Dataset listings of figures
>>

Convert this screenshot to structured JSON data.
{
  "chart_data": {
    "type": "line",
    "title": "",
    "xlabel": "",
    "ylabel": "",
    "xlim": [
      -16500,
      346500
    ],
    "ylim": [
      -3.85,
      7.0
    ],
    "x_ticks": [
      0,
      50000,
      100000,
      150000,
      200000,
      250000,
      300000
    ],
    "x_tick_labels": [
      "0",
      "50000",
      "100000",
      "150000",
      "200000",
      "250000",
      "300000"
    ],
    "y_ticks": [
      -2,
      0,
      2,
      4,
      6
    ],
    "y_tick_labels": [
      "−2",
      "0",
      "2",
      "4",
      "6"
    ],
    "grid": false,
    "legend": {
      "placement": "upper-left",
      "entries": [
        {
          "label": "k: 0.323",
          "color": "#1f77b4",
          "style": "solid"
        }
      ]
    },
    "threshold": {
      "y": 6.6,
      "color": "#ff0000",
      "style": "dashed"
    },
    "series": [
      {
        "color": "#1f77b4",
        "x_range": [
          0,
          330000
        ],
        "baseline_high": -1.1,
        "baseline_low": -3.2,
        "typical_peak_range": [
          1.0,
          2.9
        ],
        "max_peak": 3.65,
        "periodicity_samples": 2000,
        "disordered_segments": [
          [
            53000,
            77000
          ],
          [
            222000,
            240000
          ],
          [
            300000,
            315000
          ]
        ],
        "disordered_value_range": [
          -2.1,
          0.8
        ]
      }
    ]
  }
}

<<

_TASK PROMPT_: From the data above, gather every line that includes the word "color".

_FINAL ANSWER_:
          "color": "#1f77b4",
      "color": "#ff0000",
        "color": "#1f77b4",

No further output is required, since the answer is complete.